### Data entries for graphics
>> start

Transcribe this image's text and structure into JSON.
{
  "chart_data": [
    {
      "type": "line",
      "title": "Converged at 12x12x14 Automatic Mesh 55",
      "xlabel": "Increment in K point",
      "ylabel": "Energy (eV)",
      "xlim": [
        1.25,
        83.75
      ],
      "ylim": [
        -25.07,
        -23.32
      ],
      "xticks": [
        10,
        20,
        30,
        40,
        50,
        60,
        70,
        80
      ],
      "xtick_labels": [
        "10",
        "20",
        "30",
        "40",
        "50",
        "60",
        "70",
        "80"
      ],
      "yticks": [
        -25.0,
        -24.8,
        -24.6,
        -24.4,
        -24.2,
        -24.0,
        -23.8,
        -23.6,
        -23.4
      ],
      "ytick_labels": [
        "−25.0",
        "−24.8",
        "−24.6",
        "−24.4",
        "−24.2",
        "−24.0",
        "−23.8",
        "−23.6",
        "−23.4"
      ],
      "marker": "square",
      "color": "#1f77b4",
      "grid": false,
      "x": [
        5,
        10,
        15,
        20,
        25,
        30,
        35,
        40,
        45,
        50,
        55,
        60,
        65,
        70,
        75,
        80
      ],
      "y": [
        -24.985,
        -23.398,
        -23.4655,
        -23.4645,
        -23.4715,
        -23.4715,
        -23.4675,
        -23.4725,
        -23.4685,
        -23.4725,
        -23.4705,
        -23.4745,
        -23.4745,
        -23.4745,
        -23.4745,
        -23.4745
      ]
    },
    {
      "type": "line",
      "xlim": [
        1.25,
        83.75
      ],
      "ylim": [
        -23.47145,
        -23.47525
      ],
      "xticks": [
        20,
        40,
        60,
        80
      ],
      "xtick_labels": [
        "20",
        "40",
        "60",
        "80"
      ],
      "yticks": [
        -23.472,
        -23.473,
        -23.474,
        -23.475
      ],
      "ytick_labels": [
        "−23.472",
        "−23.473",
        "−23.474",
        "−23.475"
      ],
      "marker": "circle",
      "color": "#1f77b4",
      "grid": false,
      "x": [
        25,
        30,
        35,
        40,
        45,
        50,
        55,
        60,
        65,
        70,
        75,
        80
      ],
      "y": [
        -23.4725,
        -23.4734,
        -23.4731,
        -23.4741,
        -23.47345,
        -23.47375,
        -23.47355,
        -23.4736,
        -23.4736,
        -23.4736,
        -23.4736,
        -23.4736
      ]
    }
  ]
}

>> end
>> start

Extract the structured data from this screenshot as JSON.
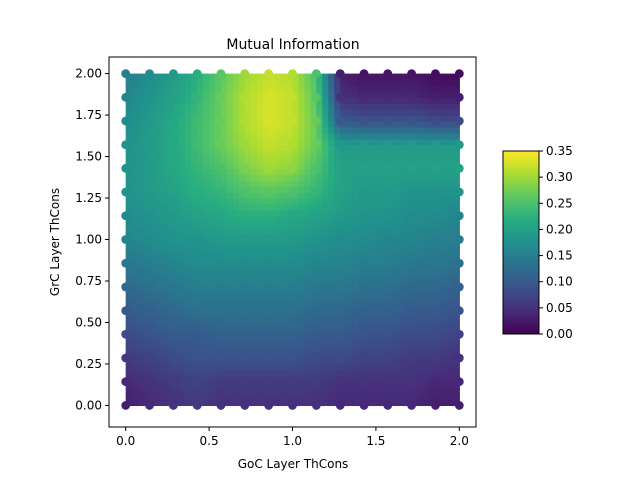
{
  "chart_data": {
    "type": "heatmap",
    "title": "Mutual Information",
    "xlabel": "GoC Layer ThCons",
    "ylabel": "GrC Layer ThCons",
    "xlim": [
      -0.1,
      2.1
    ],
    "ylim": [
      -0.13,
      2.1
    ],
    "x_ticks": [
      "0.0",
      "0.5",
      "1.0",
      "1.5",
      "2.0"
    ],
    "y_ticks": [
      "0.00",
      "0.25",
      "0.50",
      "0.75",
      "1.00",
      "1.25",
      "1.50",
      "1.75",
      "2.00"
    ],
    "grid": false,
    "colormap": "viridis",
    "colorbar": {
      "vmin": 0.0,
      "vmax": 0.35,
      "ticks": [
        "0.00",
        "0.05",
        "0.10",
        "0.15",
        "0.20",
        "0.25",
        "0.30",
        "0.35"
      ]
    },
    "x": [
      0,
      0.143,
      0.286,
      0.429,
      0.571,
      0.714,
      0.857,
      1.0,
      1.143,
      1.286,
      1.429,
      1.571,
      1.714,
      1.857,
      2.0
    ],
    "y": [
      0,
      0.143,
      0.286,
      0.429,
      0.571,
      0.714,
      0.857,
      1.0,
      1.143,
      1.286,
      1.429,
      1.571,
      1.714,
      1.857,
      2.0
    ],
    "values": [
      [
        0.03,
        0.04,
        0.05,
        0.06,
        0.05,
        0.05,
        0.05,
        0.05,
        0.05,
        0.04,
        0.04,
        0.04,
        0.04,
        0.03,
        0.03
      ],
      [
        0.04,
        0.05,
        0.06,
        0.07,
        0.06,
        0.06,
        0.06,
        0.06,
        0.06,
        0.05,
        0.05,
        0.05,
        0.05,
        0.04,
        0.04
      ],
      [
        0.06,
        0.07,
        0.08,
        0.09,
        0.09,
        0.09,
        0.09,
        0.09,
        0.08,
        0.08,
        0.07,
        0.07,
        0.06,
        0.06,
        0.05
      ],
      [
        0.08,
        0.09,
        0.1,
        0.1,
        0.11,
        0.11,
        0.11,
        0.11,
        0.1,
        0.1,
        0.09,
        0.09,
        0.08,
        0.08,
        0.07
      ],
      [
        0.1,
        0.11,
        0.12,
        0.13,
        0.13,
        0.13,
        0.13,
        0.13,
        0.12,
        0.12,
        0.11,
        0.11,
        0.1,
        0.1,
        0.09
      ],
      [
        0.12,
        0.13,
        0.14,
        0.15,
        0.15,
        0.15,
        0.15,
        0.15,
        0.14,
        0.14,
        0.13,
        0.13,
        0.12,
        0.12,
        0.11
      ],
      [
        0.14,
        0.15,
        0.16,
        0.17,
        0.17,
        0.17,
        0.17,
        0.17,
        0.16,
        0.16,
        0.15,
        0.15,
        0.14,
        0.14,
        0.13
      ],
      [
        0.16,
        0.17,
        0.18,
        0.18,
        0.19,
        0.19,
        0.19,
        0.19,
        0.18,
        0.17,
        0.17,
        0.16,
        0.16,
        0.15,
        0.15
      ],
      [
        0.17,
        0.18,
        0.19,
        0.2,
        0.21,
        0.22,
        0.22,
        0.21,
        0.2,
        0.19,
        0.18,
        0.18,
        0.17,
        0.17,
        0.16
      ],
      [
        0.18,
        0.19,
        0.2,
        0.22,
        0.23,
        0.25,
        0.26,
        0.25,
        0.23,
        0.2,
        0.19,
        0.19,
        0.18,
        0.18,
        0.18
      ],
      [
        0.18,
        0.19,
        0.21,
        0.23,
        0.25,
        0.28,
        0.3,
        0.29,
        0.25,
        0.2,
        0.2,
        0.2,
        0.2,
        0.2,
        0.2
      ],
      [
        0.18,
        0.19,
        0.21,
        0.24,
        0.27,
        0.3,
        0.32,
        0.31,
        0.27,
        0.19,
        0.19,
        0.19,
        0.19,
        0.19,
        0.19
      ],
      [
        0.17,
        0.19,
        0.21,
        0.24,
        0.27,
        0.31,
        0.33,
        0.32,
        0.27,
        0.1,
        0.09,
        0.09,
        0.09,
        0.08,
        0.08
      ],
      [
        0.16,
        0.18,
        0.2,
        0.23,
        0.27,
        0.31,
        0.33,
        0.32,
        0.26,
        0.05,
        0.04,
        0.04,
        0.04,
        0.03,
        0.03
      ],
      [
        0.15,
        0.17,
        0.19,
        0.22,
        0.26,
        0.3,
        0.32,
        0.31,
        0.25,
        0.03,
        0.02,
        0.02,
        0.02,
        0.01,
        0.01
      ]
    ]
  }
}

>> end
>> start

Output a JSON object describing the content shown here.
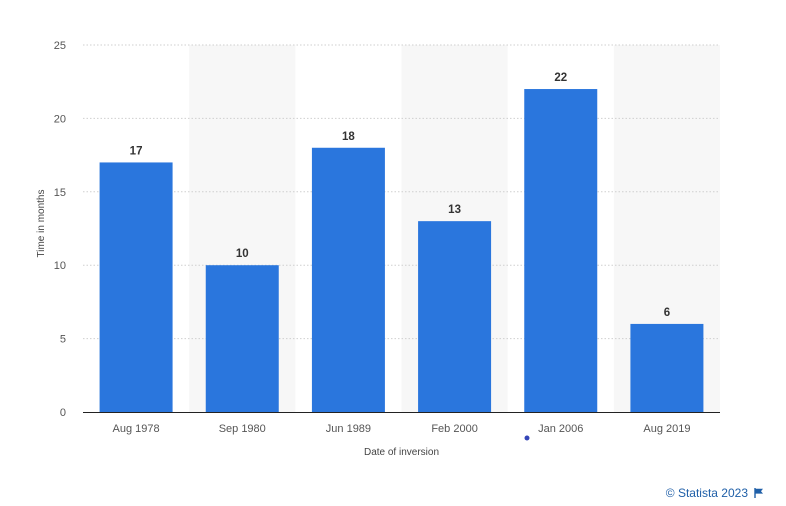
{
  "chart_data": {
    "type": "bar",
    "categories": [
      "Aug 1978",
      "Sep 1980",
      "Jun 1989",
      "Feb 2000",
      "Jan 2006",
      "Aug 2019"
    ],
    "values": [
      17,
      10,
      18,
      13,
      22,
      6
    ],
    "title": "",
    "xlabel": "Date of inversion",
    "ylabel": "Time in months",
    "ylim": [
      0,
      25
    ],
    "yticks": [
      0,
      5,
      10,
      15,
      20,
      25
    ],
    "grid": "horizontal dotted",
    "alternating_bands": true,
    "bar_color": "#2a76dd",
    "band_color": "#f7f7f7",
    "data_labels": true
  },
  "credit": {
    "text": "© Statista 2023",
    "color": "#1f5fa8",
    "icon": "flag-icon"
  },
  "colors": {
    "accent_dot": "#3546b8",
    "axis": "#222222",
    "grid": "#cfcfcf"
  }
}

>> end

### STATED EXERCISE
Each line in the data that holds the string "ThCons" should be found and copied.

### OUTPUT OF THE TASK
    "xlabel": "GoC Layer ThCons",
    "ylabel": "GrC Layer ThCons",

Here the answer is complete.